Copy out every line of the records below exactly, with nothing changed, added, or left out.

——

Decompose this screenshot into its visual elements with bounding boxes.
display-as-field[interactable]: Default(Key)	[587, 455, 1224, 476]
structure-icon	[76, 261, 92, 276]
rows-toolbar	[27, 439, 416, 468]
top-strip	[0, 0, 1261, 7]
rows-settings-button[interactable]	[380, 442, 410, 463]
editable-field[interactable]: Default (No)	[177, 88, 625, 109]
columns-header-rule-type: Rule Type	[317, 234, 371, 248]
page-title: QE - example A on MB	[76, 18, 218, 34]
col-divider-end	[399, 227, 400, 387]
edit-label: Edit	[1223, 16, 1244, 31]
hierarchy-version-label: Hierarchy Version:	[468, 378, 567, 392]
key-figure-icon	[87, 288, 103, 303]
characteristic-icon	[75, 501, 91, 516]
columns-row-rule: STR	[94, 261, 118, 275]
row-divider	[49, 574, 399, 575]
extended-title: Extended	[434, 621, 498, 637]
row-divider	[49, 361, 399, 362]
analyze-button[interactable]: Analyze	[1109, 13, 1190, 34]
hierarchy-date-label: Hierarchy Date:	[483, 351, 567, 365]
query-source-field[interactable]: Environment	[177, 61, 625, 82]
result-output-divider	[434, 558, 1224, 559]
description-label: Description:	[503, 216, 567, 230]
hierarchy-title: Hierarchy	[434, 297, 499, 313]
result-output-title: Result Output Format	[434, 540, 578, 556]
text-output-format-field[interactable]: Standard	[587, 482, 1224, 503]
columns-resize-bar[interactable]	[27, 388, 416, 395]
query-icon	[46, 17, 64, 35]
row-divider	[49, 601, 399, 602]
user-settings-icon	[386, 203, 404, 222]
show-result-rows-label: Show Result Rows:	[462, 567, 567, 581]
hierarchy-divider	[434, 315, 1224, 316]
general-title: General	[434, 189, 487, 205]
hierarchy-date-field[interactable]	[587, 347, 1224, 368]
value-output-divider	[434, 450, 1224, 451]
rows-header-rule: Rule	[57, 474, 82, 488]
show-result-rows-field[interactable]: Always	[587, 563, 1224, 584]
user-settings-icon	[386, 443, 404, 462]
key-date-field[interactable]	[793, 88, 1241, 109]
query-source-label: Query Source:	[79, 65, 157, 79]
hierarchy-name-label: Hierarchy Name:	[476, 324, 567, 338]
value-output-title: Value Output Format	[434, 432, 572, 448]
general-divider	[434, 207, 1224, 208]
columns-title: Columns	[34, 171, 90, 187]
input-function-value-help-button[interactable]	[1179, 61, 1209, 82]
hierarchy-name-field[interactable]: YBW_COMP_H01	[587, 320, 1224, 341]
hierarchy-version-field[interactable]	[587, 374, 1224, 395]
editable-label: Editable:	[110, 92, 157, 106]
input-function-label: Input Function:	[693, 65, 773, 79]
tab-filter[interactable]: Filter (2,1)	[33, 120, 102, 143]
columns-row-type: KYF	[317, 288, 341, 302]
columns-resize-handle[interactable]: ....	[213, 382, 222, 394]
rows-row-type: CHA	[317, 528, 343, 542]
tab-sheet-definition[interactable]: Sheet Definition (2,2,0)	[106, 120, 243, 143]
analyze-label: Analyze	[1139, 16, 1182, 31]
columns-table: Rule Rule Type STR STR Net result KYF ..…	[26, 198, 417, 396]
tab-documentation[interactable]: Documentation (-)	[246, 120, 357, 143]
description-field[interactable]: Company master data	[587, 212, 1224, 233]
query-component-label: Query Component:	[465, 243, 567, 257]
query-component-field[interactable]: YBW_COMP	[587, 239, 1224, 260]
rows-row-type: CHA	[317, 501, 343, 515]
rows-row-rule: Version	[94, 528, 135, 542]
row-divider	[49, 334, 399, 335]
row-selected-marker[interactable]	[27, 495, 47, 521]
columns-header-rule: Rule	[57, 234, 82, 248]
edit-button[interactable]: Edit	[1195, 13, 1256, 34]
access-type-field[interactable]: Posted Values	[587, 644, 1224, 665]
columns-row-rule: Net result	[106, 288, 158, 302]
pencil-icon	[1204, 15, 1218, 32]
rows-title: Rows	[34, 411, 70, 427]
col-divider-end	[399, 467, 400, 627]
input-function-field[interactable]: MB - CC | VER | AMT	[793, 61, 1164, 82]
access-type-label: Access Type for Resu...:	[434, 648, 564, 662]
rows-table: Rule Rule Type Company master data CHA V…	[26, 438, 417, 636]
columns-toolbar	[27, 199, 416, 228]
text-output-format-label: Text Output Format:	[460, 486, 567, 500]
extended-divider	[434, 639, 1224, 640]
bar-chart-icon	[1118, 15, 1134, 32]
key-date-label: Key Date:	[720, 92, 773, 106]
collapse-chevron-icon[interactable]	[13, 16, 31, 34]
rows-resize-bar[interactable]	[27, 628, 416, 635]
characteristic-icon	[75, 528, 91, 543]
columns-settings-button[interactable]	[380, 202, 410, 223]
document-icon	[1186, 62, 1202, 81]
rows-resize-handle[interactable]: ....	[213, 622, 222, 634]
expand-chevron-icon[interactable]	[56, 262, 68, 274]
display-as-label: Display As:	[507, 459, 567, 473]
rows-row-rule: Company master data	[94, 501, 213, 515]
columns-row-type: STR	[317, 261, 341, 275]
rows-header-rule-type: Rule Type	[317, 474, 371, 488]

——

Solution to this task —
Decompose this screenshot into its visual elements with bounding boxes.
display-as-field[interactable]: Default(Key)	[587, 455, 1224, 476]
structure-icon	[76, 261, 92, 276]
rows-toolbar	[27, 439, 416, 468]
top-strip	[0, 0, 1261, 7]
rows-settings-button[interactable]	[380, 442, 410, 463]
editable-field[interactable]: Default (No)	[177, 88, 625, 109]
columns-header-rule-type: Rule Type	[317, 234, 371, 248]
page-title: QE - example A on MB	[76, 18, 218, 34]
col-divider-end	[399, 227, 400, 387]
edit-label: Edit	[1223, 16, 1244, 31]
hierarchy-version-label: Hierarchy Version:	[468, 378, 567, 392]
key-figure-icon	[87, 288, 103, 303]
characteristic-icon	[75, 501, 91, 516]
columns-row-rule: STR	[94, 261, 118, 275]
row-divider	[49, 574, 399, 575]
extended-title: Extended	[434, 621, 498, 637]
row-divider	[49, 361, 399, 362]
analyze-button[interactable]: Analyze	[1109, 13, 1190, 34]
hierarchy-date-label: Hierarchy Date:	[483, 351, 567, 365]
query-source-field[interactable]: Environment	[177, 61, 625, 82]
result-output-divider	[434, 558, 1224, 559]
description-label: Description:	[503, 216, 567, 230]
hierarchy-title: Hierarchy	[434, 297, 499, 313]
result-output-title: Result Output Format	[434, 540, 578, 556]
text-output-format-field[interactable]: Standard	[587, 482, 1224, 503]
columns-resize-bar[interactable]	[27, 388, 416, 395]
query-icon	[46, 17, 64, 35]
row-divider	[49, 601, 399, 602]
user-settings-icon	[386, 203, 404, 222]
show-result-rows-label: Show Result Rows:	[462, 567, 567, 581]
hierarchy-divider	[434, 315, 1224, 316]
general-title: General	[434, 189, 487, 205]
hierarchy-date-field[interactable]	[587, 347, 1224, 368]
value-output-divider	[434, 450, 1224, 451]
rows-header-rule: Rule	[57, 474, 82, 488]
show-result-rows-field[interactable]: Always	[587, 563, 1224, 584]
user-settings-icon	[386, 443, 404, 462]
key-date-field[interactable]	[793, 88, 1241, 109]
query-source-label: Query Source:	[79, 65, 157, 79]
hierarchy-name-label: Hierarchy Name:	[476, 324, 567, 338]
value-output-title: Value Output Format	[434, 432, 572, 448]
general-divider	[434, 207, 1224, 208]
columns-title: Columns	[34, 171, 90, 187]
input-function-value-help-button[interactable]	[1179, 61, 1209, 82]
hierarchy-name-field[interactable]: YBW_COMP_H01	[587, 320, 1224, 341]
hierarchy-version-field[interactable]	[587, 374, 1224, 395]
editable-label: Editable:	[110, 92, 157, 106]
input-function-label: Input Function:	[693, 65, 773, 79]
tab-filter[interactable]: Filter (2,1)	[33, 120, 102, 143]
columns-row-type: KYF	[317, 288, 341, 302]
columns-resize-handle[interactable]: ....	[213, 382, 222, 394]
rows-row-type: CHA	[317, 528, 343, 542]
tab-sheet-definition[interactable]: Sheet Definition (2,2,0)	[106, 120, 243, 143]
analyze-label: Analyze	[1139, 16, 1182, 31]
columns-table: Rule Rule Type STR STR Net result KYF ..…	[26, 198, 417, 396]
tab-documentation[interactable]: Documentation (-)	[246, 120, 357, 143]
description-field[interactable]: Company master data	[587, 212, 1224, 233]
query-component-label: Query Component:	[465, 243, 567, 257]
query-component-field[interactable]: YBW_COMP	[587, 239, 1224, 260]
rows-row-type: CHA	[317, 501, 343, 515]
rows-row-rule: Version	[94, 528, 135, 542]
row-divider	[49, 334, 399, 335]
row-selected-marker[interactable]	[27, 495, 47, 521]
columns-header-rule: Rule	[57, 234, 82, 248]
edit-button[interactable]: Edit	[1195, 13, 1256, 34]
access-type-field[interactable]: Posted Values	[587, 644, 1224, 665]
columns-row-rule: Net result	[106, 288, 158, 302]
pencil-icon	[1204, 15, 1218, 32]
rows-title: Rows	[34, 411, 70, 427]
col-divider-end	[399, 467, 400, 627]
input-function-field[interactable]: MB - CC | VER | AMT	[793, 61, 1164, 82]
access-type-label: Access Type for Resu...:	[434, 648, 564, 662]
rows-table: Rule Rule Type Company master data CHA V…	[26, 438, 417, 636]
columns-toolbar	[27, 199, 416, 228]
text-output-format-label: Text Output Format:	[460, 486, 567, 500]
extended-divider	[434, 639, 1224, 640]
bar-chart-icon	[1118, 15, 1134, 32]
key-date-label: Key Date:	[720, 92, 773, 106]
collapse-chevron-icon[interactable]	[13, 16, 31, 34]
rows-resize-bar[interactable]	[27, 628, 416, 635]
characteristic-icon	[75, 528, 91, 543]
columns-settings-button[interactable]	[380, 202, 410, 223]
document-icon	[1186, 62, 1202, 81]
rows-resize-handle[interactable]: ....	[213, 622, 222, 634]
expand-chevron-icon[interactable]	[56, 262, 68, 274]
display-as-label: Display As:	[507, 459, 567, 473]
rows-row-rule: Company master data	[94, 501, 213, 515]
columns-row-type: STR	[317, 261, 341, 275]
rows-header-rule-type: Rule Type	[317, 474, 371, 488]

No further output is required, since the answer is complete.